Provided entries:
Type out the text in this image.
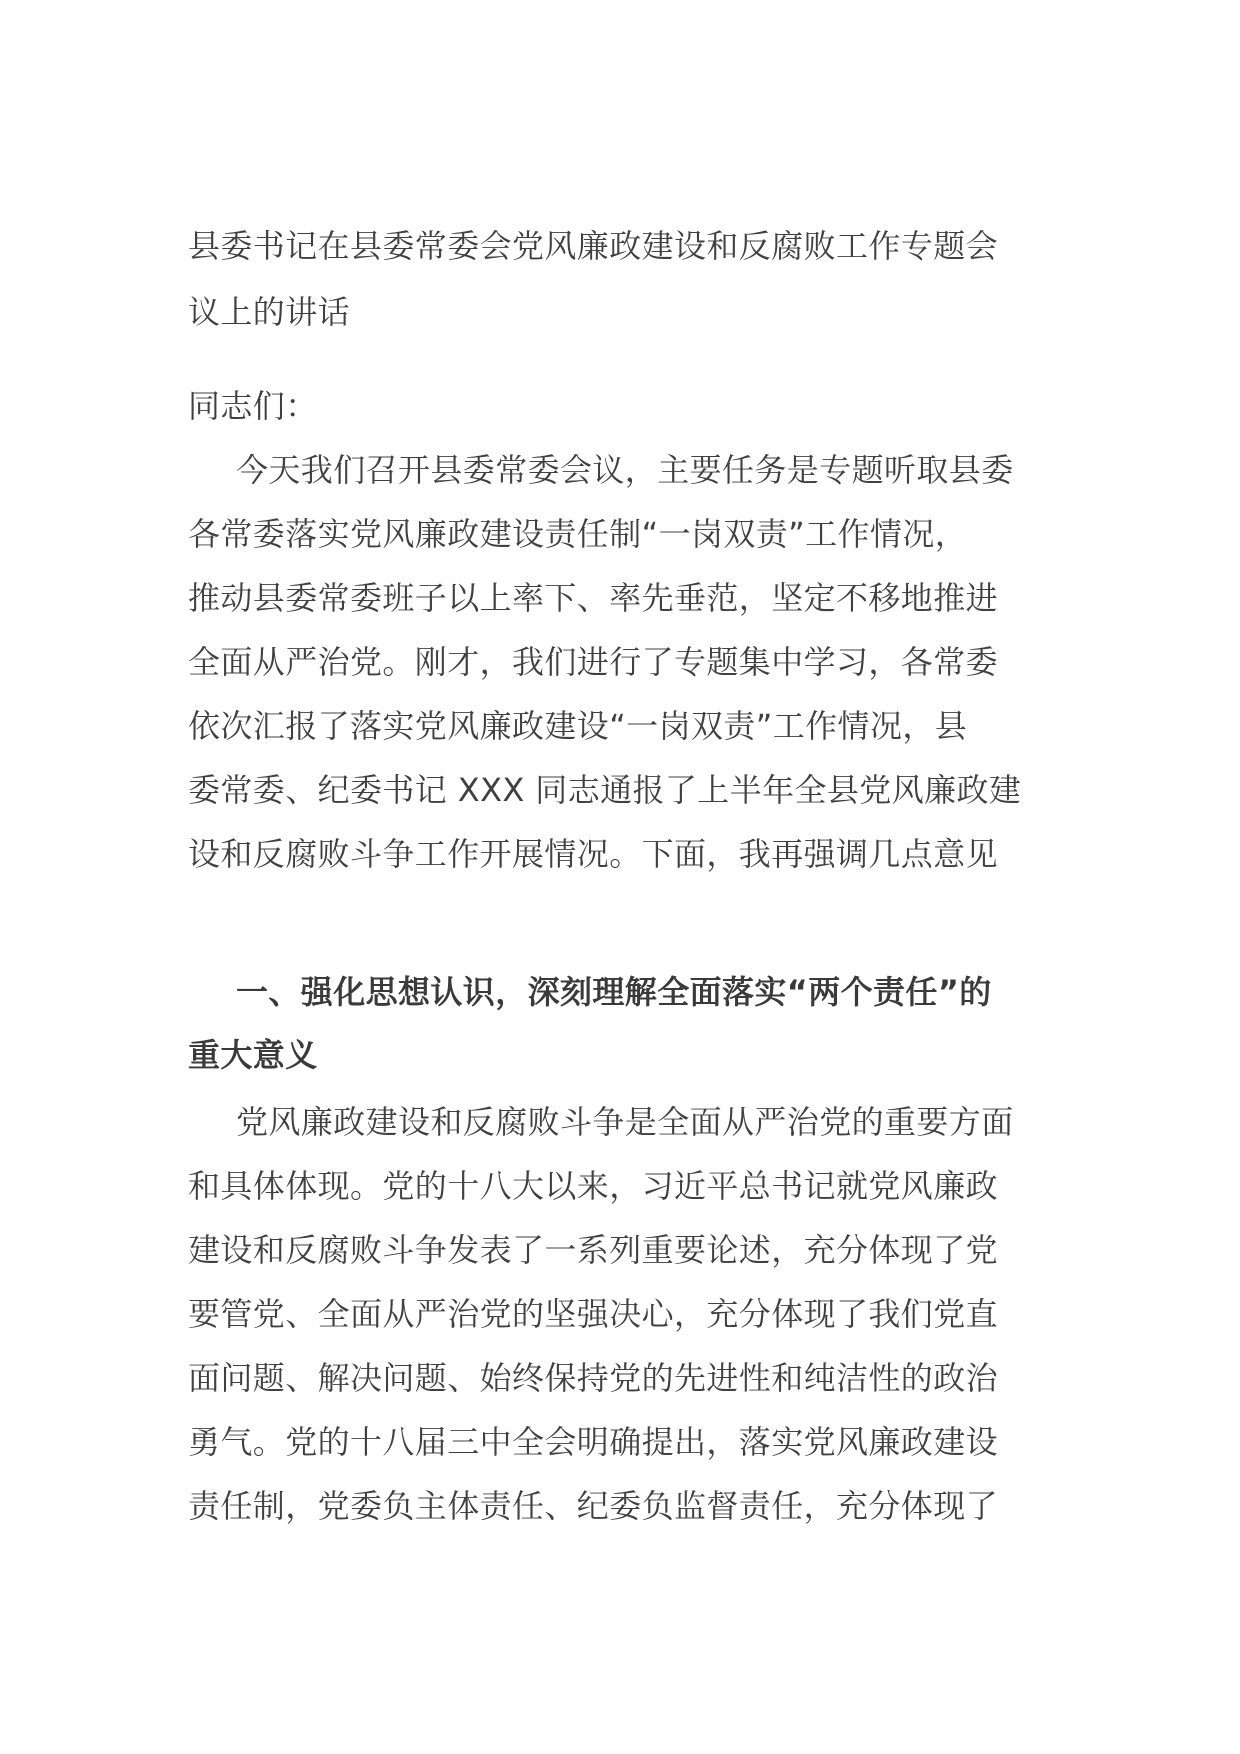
县委书记在县委常委会党风廉政建设和反腐败工作专题会
议上的讲话
同志们：
今天我们召开县委常委会议，主要任务是专题听取县委
各常委落实党风廉政建设责任制“一岗双责”工作情况，
推动县委常委班子以上率下、率先垂范，坚定不移地推进
全面从严治党。刚才，我们进行了专题集中学习，各常委
依次汇报了落实党风廉政建设“一岗双责”工作情况，县
委常委、纪委书记 XXX 同志通报了上半年全县党风廉政建
设和反腐败斗争工作开展情况。下面，我再强调几点意见
一、强化思想认识，深刻理解全面落实“两个责任”的
重大意义
党风廉政建设和反腐败斗争是全面从严治党的重要方面
和具体体现。党的十八大以来，习近平总书记就党风廉政
建设和反腐败斗争发表了一系列重要论述，充分体现了党
要管党、全面从严治党的坚强决心，充分体现了我们党直
面问题、解决问题、始终保持党的先进性和纯洁性的政治
勇气。党的十八届三中全会明确提出，落实党风廉政建设
责任制，党委负主体责任、纪委负监督责任，充分体现了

Stated goal: Reproduce each line exactly, please, except for any pictures.

Result for this task:
Type out the text in this image.
县委书记在县委常委会党风廉政建设和反腐败工作专题会
议上的讲话
同志们：
今天我们召开县委常委会议，主要任务是专题听取县委
各常委落实党风廉政建设责任制“一岗双责”工作情况，
推动县委常委班子以上率下、率先垂范，坚定不移地推进
全面从严治党。刚才，我们进行了专题集中学习，各常委
依次汇报了落实党风廉政建设“一岗双责”工作情况，县
委常委、纪委书记 XXX 同志通报了上半年全县党风廉政建
设和反腐败斗争工作开展情况。下面，我再强调几点意见
一、强化思想认识，深刻理解全面落实“两个责任”的
重大意义
党风廉政建设和反腐败斗争是全面从严治党的重要方面
和具体体现。党的十八大以来，习近平总书记就党风廉政
建设和反腐败斗争发表了一系列重要论述，充分体现了党
要管党、全面从严治党的坚强决心，充分体现了我们党直
面问题、解决问题、始终保持党的先进性和纯洁性的政治
勇气。党的十八届三中全会明确提出，落实党风廉政建设
责任制，党委负主体责任、纪委负监督责任，充分体现了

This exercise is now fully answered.